■ Task brief ■
Gather up every line from the entries below that uses the word "wynagrodzenia".

■ Data to process ■
◆ ◆ ◆

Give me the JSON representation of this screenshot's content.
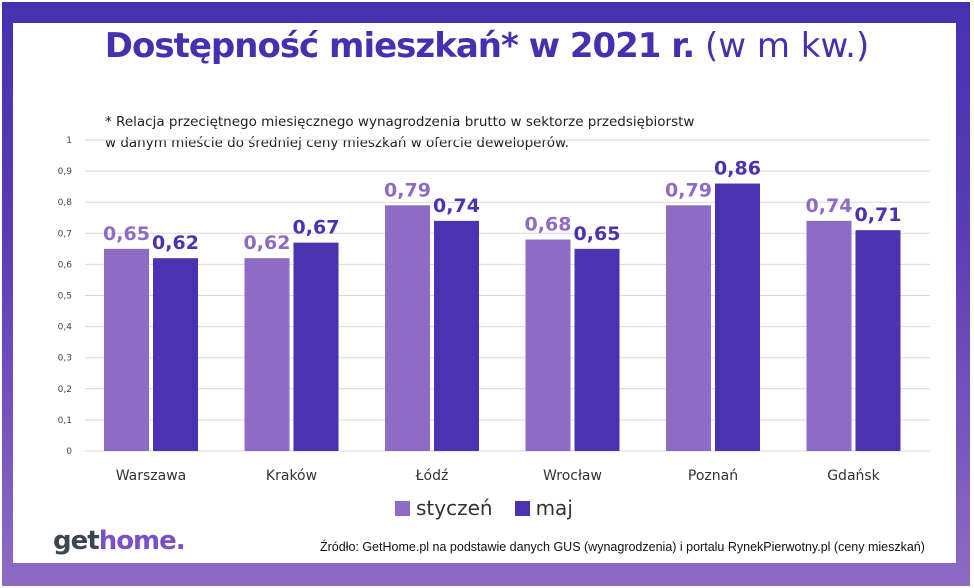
{
  "title": {
    "bold": "Dostępność mieszkań* w 2021 r.",
    "light": "(w m kw.)"
  },
  "note": [
    "* Relacja przeciętnego miesięcznego wynagrodzenia brutto w sektorze przedsiębiorstw",
    "w danym mieście do średniej ceny mieszkań w ofercie deweloperów."
  ],
  "logo": {
    "part1": "get",
    "part2": "home."
  },
  "source": "Źródło: GetHome.pl na podstawie danych GUS (wynagrodzenia) i portalu RynekPierwotny.pl (ceny mieszkań)",
  "colors": {
    "styczen": "#8e6bc4",
    "maj": "#4a32b0",
    "frame": "#4631b0"
  },
  "chart_data": {
    "type": "bar",
    "categories": [
      "Warszawa",
      "Kraków",
      "Łódź",
      "Wrocław",
      "Poznań",
      "Gdańsk"
    ],
    "series": [
      {
        "name": "styczeń",
        "values": [
          0.65,
          0.62,
          0.79,
          0.68,
          0.79,
          0.74
        ],
        "labels": [
          "0,65",
          "0,62",
          "0,79",
          "0,68",
          "0,79",
          "0,74"
        ]
      },
      {
        "name": "maj",
        "values": [
          0.62,
          0.67,
          0.74,
          0.65,
          0.86,
          0.71
        ],
        "labels": [
          "0,62",
          "0,67",
          "0,74",
          "0,65",
          "0,86",
          "0,71"
        ]
      }
    ],
    "ylim": [
      0,
      1
    ],
    "yticks": [
      "0",
      "0,1",
      "0,2",
      "0,3",
      "0,4",
      "0,5",
      "0,6",
      "0,7",
      "0,8",
      "0,9",
      "1"
    ],
    "grid": true,
    "legend": "bottom"
  }
}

◆ ◆ ◆

■ Written response ■
    "* Relacja przeciętnego miesięcznego wynagrodzenia brutto w sektorze przedsiębiorstw",
  "source": "Źródło: GetHome.pl na podstawie danych GUS (wynagrodzenia) i portalu RynekPierwotny.pl (ceny mieszkań)",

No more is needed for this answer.